Records from a collection:
################

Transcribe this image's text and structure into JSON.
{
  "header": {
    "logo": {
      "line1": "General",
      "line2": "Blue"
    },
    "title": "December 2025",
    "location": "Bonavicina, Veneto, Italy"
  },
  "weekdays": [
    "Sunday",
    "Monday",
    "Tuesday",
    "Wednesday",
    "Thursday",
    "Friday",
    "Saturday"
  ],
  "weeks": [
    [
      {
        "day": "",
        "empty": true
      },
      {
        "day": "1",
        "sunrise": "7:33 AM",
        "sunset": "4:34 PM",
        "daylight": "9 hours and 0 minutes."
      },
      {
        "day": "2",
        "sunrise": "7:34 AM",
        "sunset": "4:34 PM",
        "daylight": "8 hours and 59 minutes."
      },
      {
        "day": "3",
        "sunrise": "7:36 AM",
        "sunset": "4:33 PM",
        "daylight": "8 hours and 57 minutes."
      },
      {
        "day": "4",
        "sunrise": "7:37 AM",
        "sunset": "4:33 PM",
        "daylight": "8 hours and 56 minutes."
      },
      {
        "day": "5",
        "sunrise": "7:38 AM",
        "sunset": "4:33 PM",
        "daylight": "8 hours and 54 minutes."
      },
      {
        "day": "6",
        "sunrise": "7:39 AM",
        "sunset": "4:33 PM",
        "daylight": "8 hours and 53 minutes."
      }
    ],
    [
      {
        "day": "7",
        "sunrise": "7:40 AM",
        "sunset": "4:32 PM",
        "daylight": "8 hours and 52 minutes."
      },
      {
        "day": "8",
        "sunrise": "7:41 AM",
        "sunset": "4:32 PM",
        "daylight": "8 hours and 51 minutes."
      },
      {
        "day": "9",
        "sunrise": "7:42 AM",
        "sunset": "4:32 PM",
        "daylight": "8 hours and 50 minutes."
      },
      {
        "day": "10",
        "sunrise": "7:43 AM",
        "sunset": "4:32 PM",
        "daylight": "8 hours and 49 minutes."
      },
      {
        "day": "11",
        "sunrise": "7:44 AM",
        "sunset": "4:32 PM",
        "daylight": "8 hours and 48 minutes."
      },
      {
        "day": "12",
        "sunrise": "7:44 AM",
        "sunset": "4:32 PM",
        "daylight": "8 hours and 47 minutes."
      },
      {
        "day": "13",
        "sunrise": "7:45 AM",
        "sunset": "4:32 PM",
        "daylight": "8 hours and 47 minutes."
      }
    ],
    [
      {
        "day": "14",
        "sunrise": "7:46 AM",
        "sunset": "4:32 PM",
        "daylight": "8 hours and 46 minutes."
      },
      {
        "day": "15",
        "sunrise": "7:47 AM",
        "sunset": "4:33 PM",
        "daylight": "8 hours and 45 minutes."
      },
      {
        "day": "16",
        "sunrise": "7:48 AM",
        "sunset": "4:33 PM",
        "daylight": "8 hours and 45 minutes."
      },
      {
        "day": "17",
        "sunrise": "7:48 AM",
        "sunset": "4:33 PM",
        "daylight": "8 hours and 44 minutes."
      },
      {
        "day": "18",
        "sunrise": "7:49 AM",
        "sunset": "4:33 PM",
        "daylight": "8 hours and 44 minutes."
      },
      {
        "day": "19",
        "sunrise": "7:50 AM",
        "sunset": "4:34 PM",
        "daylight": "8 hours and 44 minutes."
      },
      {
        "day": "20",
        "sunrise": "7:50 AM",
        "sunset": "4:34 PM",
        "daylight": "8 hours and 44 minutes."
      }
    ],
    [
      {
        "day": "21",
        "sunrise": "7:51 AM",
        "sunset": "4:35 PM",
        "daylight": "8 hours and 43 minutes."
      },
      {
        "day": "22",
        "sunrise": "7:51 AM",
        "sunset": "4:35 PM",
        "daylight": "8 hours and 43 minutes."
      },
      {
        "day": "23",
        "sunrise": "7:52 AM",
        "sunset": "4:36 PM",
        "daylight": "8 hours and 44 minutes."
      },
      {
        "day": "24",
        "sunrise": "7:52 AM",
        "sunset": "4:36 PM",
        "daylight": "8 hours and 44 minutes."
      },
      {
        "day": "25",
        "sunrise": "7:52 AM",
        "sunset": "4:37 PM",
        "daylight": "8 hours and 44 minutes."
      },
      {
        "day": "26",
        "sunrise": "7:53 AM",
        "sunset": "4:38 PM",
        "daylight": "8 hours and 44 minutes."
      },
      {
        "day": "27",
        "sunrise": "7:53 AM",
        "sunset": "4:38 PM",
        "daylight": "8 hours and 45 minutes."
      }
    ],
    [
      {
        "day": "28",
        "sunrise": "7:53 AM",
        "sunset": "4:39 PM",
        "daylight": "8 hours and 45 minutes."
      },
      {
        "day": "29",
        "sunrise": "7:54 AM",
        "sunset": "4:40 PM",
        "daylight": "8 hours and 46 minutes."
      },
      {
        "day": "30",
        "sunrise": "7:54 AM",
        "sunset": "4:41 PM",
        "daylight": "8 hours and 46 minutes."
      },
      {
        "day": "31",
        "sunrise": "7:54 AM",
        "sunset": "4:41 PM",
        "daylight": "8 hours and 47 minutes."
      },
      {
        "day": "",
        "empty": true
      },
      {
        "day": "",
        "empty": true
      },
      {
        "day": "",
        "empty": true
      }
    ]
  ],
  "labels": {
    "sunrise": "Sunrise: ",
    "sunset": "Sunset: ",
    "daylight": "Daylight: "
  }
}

################

Above are the records; copy all of them exactly.

REPLY:
Transcribe this image's text and structure into JSON.
{
  "header": {
    "logo": {
      "line1": "General",
      "line2": "Blue"
    },
    "title": "December 2025",
    "location": "Bonavicina, Veneto, Italy"
  },
  "weekdays": [
    "Sunday",
    "Monday",
    "Tuesday",
    "Wednesday",
    "Thursday",
    "Friday",
    "Saturday"
  ],
  "weeks": [
    [
      {
        "day": "",
        "empty": true
      },
      {
        "day": "1",
        "sunrise": "7:33 AM",
        "sunset": "4:34 PM",
        "daylight": "9 hours and 0 minutes."
      },
      {
        "day": "2",
        "sunrise": "7:34 AM",
        "sunset": "4:34 PM",
        "daylight": "8 hours and 59 minutes."
      },
      {
        "day": "3",
        "sunrise": "7:36 AM",
        "sunset": "4:33 PM",
        "daylight": "8 hours and 57 minutes."
      },
      {
        "day": "4",
        "sunrise": "7:37 AM",
        "sunset": "4:33 PM",
        "daylight": "8 hours and 56 minutes."
      },
      {
        "day": "5",
        "sunrise": "7:38 AM",
        "sunset": "4:33 PM",
        "daylight": "8 hours and 54 minutes."
      },
      {
        "day": "6",
        "sunrise": "7:39 AM",
        "sunset": "4:33 PM",
        "daylight": "8 hours and 53 minutes."
      }
    ],
    [
      {
        "day": "7",
        "sunrise": "7:40 AM",
        "sunset": "4:32 PM",
        "daylight": "8 hours and 52 minutes."
      },
      {
        "day": "8",
        "sunrise": "7:41 AM",
        "sunset": "4:32 PM",
        "daylight": "8 hours and 51 minutes."
      },
      {
        "day": "9",
        "sunrise": "7:42 AM",
        "sunset": "4:32 PM",
        "daylight": "8 hours and 50 minutes."
      },
      {
        "day": "10",
        "sunrise": "7:43 AM",
        "sunset": "4:32 PM",
        "daylight": "8 hours and 49 minutes."
      },
      {
        "day": "11",
        "sunrise": "7:44 AM",
        "sunset": "4:32 PM",
        "daylight": "8 hours and 48 minutes."
      },
      {
        "day": "12",
        "sunrise": "7:44 AM",
        "sunset": "4:32 PM",
        "daylight": "8 hours and 47 minutes."
      },
      {
        "day": "13",
        "sunrise": "7:45 AM",
        "sunset": "4:32 PM",
        "daylight": "8 hours and 47 minutes."
      }
    ],
    [
      {
        "day": "14",
        "sunrise": "7:46 AM",
        "sunset": "4:32 PM",
        "daylight": "8 hours and 46 minutes."
      },
      {
        "day": "15",
        "sunrise": "7:47 AM",
        "sunset": "4:33 PM",
        "daylight": "8 hours and 45 minutes."
      },
      {
        "day": "16",
        "sunrise": "7:48 AM",
        "sunset": "4:33 PM",
        "daylight": "8 hours and 45 minutes."
      },
      {
        "day": "17",
        "sunrise": "7:48 AM",
        "sunset": "4:33 PM",
        "daylight": "8 hours and 44 minutes."
      },
      {
        "day": "18",
        "sunrise": "7:49 AM",
        "sunset": "4:33 PM",
        "daylight": "8 hours and 44 minutes."
      },
      {
        "day": "19",
        "sunrise": "7:50 AM",
        "sunset": "4:34 PM",
        "daylight": "8 hours and 44 minutes."
      },
      {
        "day": "20",
        "sunrise": "7:50 AM",
        "sunset": "4:34 PM",
        "daylight": "8 hours and 44 minutes."
      }
    ],
    [
      {
        "day": "21",
        "sunrise": "7:51 AM",
        "sunset": "4:35 PM",
        "daylight": "8 hours and 43 minutes."
      },
      {
        "day": "22",
        "sunrise": "7:51 AM",
        "sunset": "4:35 PM",
        "daylight": "8 hours and 43 minutes."
      },
      {
        "day": "23",
        "sunrise": "7:52 AM",
        "sunset": "4:36 PM",
        "daylight": "8 hours and 44 minutes."
      },
      {
        "day": "24",
        "sunrise": "7:52 AM",
        "sunset": "4:36 PM",
        "daylight": "8 hours and 44 minutes."
      },
      {
        "day": "25",
        "sunrise": "7:52 AM",
        "sunset": "4:37 PM",
        "daylight": "8 hours and 44 minutes."
      },
      {
        "day": "26",
        "sunrise": "7:53 AM",
        "sunset": "4:38 PM",
        "daylight": "8 hours and 44 minutes."
      },
      {
        "day": "27",
        "sunrise": "7:53 AM",
        "sunset": "4:38 PM",
        "daylight": "8 hours and 45 minutes."
      }
    ],
    [
      {
        "day": "28",
        "sunrise": "7:53 AM",
        "sunset": "4:39 PM",
        "daylight": "8 hours and 45 minutes."
      },
      {
        "day": "29",
        "sunrise": "7:54 AM",
        "sunset": "4:40 PM",
        "daylight": "8 hours and 46 minutes."
      },
      {
        "day": "30",
        "sunrise": "7:54 AM",
        "sunset": "4:41 PM",
        "daylight": "8 hours and 46 minutes."
      },
      {
        "day": "31",
        "sunrise": "7:54 AM",
        "sunset": "4:41 PM",
        "daylight": "8 hours and 47 minutes."
      },
      {
        "day": "",
        "empty": true
      },
      {
        "day": "",
        "empty": true
      },
      {
        "day": "",
        "empty": true
      }
    ]
  ],
  "labels": {
    "sunrise": "Sunrise: ",
    "sunset": "Sunset: ",
    "daylight": "Daylight: "
  }
}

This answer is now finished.